■ Task statement: Reproduce the material word for word; the images stay out.

■ Exercise inputs:
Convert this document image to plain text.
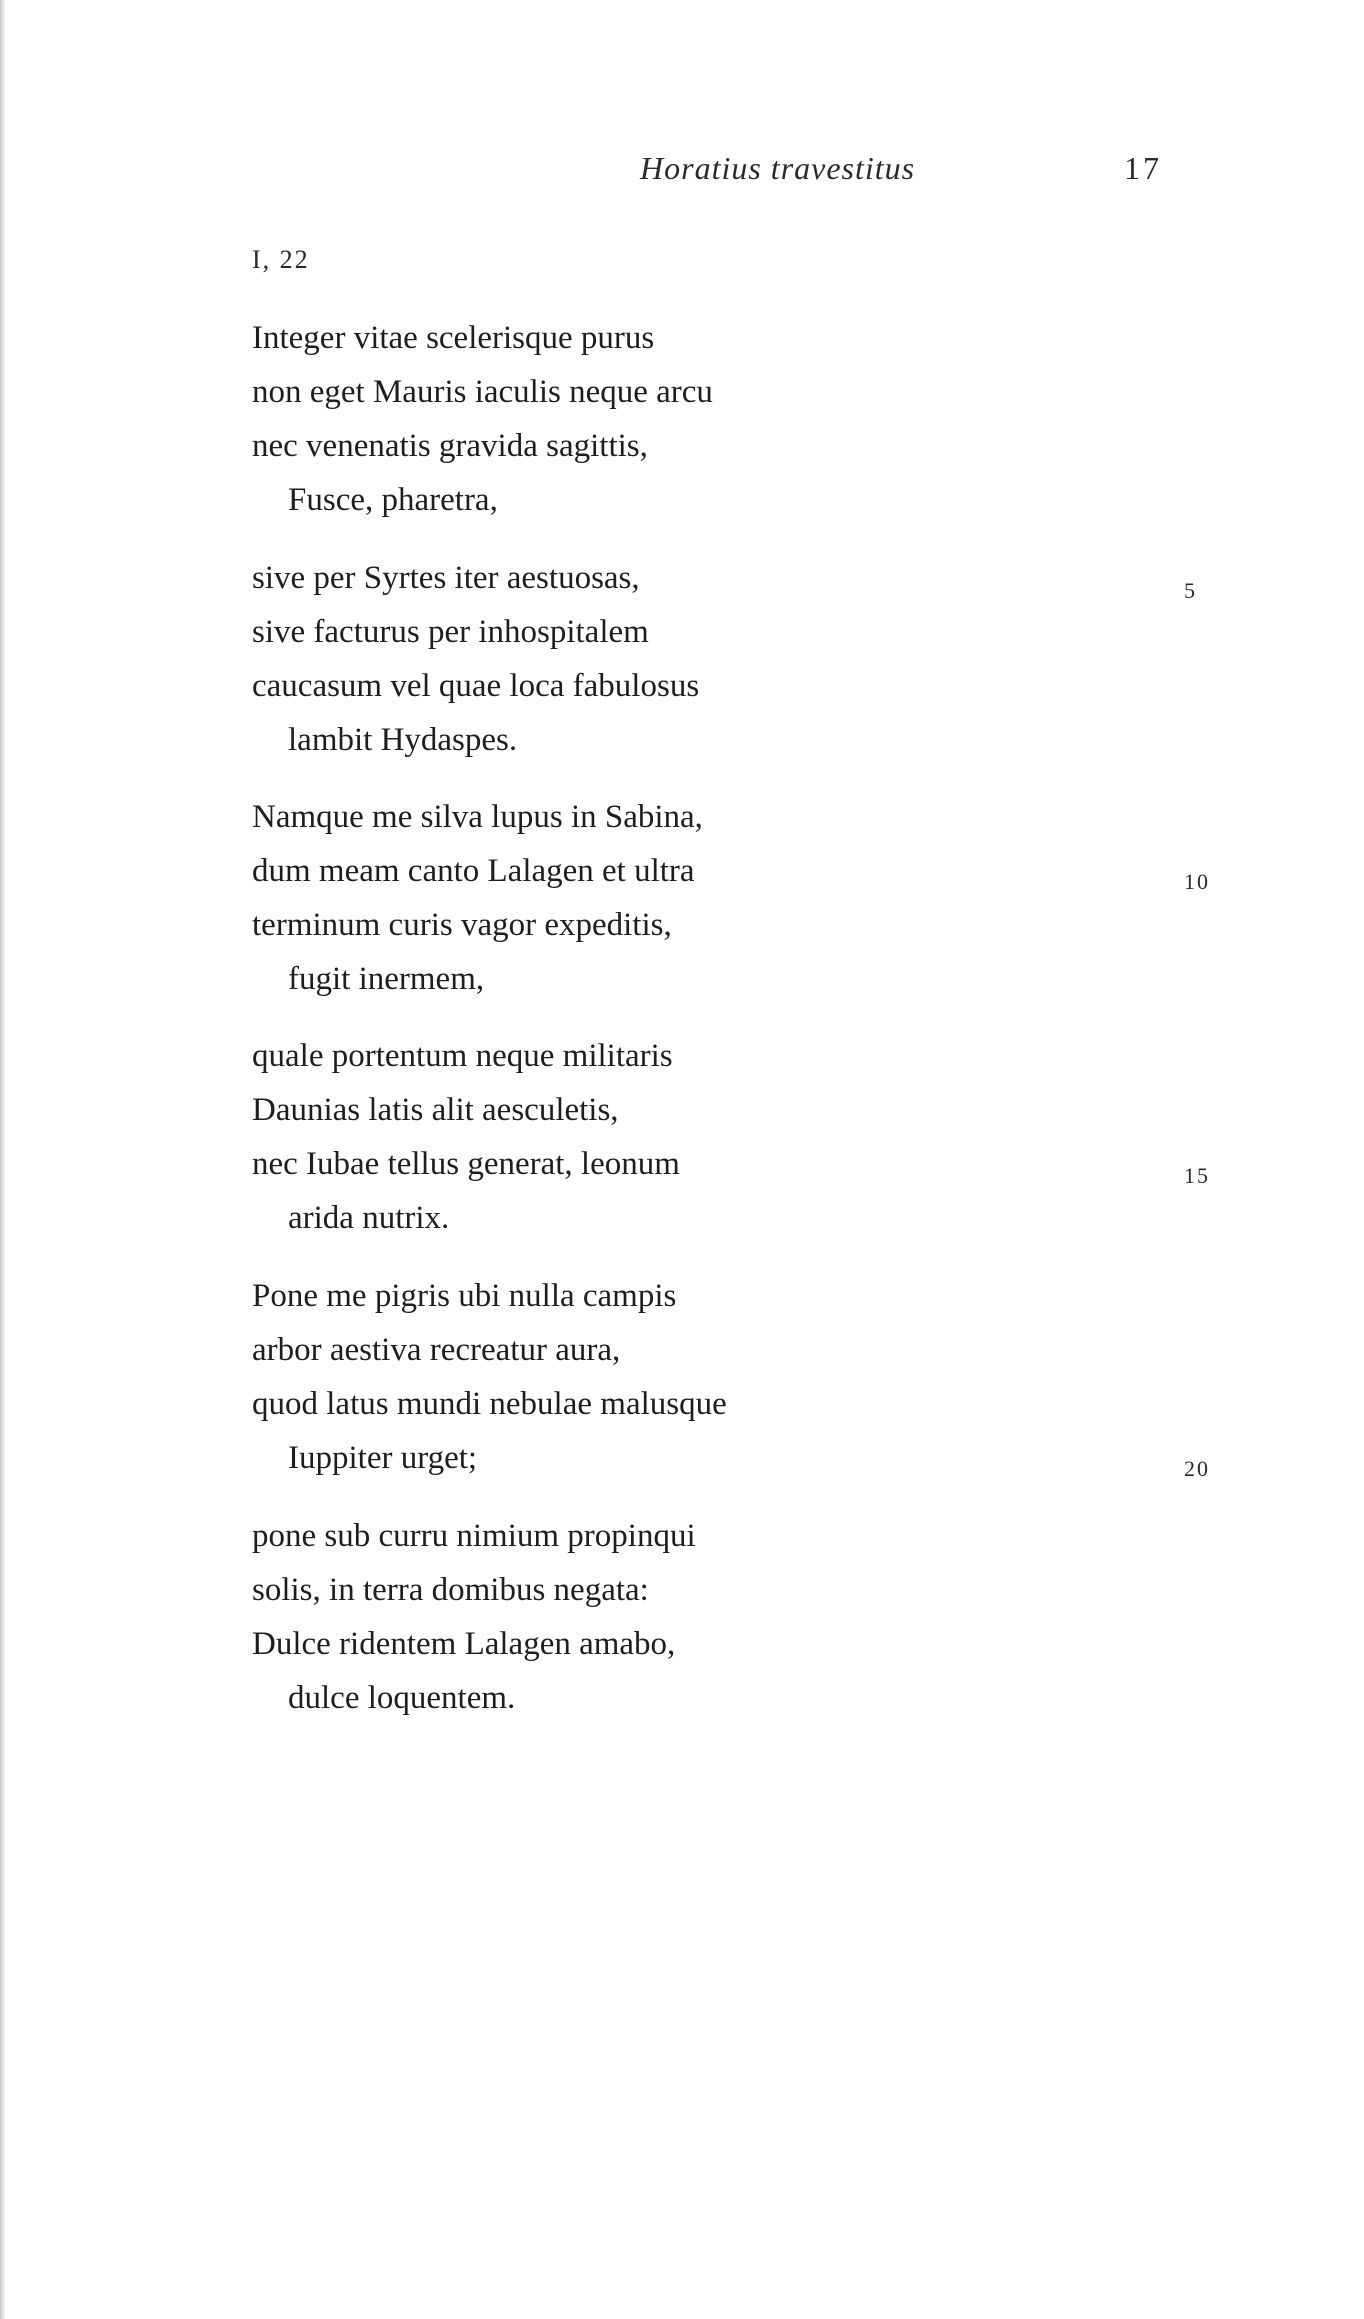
Horatius travestitus	17
I, 22
Integer vitae scelerisque purus
non eget Mauris iaculis neque arcu
nec venenatis gravida sagittis,
Fusce, pharetra,
sive per Syrtes iter aestuosas,
sive facturus per inhospitalem
caucasum vel quae loca fabulosus
lambit Hydaspes.
Namque me silva lupus in Sabina,
dum meam canto Lalagen et ultra
terminum curis vagor expeditis,
fugit inermem,
quale portentum neque militaris
Daunias latis alit aesculetis,
nec Iubae tellus generat, leonum
arida nutrix.
Pone me pigris ubi nulla campis
arbor aestiva recreatur aura,
quod latus mundi nebulae malusque
Iuppiter urget;
pone sub curru nimium propinqui
solis, in terra domibus negata:
Dulce ridentem Lalagen amabo,
dulce loquentem.
5
10
15
20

■ Answer to the problem:
Convert this document image to plain text.
Horatius travestitus	17
I, 22
Integer vitae scelerisque purus
non eget Mauris iaculis neque arcu
nec venenatis gravida sagittis,
Fusce, pharetra,
sive per Syrtes iter aestuosas,
sive facturus per inhospitalem
caucasum vel quae loca fabulosus
lambit Hydaspes.
Namque me silva lupus in Sabina,
dum meam canto Lalagen et ultra
terminum curis vagor expeditis,
fugit inermem,
quale portentum neque militaris
Daunias latis alit aesculetis,
nec Iubae tellus generat, leonum
arida nutrix.
Pone me pigris ubi nulla campis
arbor aestiva recreatur aura,
quod latus mundi nebulae malusque
Iuppiter urget;
pone sub curru nimium propinqui
solis, in terra domibus negata:
Dulce ridentem Lalagen amabo,
dulce loquentem.
5
10
15
20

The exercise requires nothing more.